## START Data for this task

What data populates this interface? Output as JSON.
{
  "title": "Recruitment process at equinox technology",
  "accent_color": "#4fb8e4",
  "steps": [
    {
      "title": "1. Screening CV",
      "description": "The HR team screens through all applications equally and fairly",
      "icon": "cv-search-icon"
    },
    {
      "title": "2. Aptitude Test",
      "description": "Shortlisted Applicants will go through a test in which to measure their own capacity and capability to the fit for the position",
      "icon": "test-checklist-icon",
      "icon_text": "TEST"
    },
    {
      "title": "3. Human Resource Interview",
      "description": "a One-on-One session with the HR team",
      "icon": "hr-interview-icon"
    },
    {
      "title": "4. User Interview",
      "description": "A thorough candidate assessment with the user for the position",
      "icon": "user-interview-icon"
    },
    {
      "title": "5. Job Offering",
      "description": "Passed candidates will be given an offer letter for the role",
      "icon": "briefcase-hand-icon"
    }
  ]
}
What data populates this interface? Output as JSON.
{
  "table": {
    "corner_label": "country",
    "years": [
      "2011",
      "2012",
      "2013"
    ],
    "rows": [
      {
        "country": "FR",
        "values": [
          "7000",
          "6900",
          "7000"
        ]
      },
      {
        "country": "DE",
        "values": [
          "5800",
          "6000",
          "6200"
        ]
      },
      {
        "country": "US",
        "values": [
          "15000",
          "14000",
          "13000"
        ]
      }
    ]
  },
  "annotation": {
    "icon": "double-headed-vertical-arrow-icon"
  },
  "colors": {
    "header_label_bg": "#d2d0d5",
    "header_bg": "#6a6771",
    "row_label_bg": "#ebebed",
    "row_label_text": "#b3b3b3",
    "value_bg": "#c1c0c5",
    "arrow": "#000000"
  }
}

## END Data for this task

▸ Task statement:
Every entry needs to be retyped exactly.

▸ Result for this task:
What data populates this interface? Output as JSON.
{
  "title": "Recruitment process at equinox technology",
  "accent_color": "#4fb8e4",
  "steps": [
    {
      "title": "1. Screening CV",
      "description": "The HR team screens through all applications equally and fairly",
      "icon": "cv-search-icon"
    },
    {
      "title": "2. Aptitude Test",
      "description": "Shortlisted Applicants will go through a test in which to measure their own capacity and capability to the fit for the position",
      "icon": "test-checklist-icon",
      "icon_text": "TEST"
    },
    {
      "title": "3. Human Resource Interview",
      "description": "a One-on-One session with the HR team",
      "icon": "hr-interview-icon"
    },
    {
      "title": "4. User Interview",
      "description": "A thorough candidate assessment with the user for the position",
      "icon": "user-interview-icon"
    },
    {
      "title": "5. Job Offering",
      "description": "Passed candidates will be given an offer letter for the role",
      "icon": "briefcase-hand-icon"
    }
  ]
}
What data populates this interface? Output as JSON.
{
  "table": {
    "corner_label": "country",
    "years": [
      "2011",
      "2012",
      "2013"
    ],
    "rows": [
      {
        "country": "FR",
        "values": [
          "7000",
          "6900",
          "7000"
        ]
      },
      {
        "country": "DE",
        "values": [
          "5800",
          "6000",
          "6200"
        ]
      },
      {
        "country": "US",
        "values": [
          "15000",
          "14000",
          "13000"
        ]
      }
    ]
  },
  "annotation": {
    "icon": "double-headed-vertical-arrow-icon"
  },
  "colors": {
    "header_label_bg": "#d2d0d5",
    "header_bg": "#6a6771",
    "row_label_bg": "#ebebed",
    "row_label_text": "#b3b3b3",
    "value_bg": "#c1c0c5",
    "arrow": "#000000"
  }
}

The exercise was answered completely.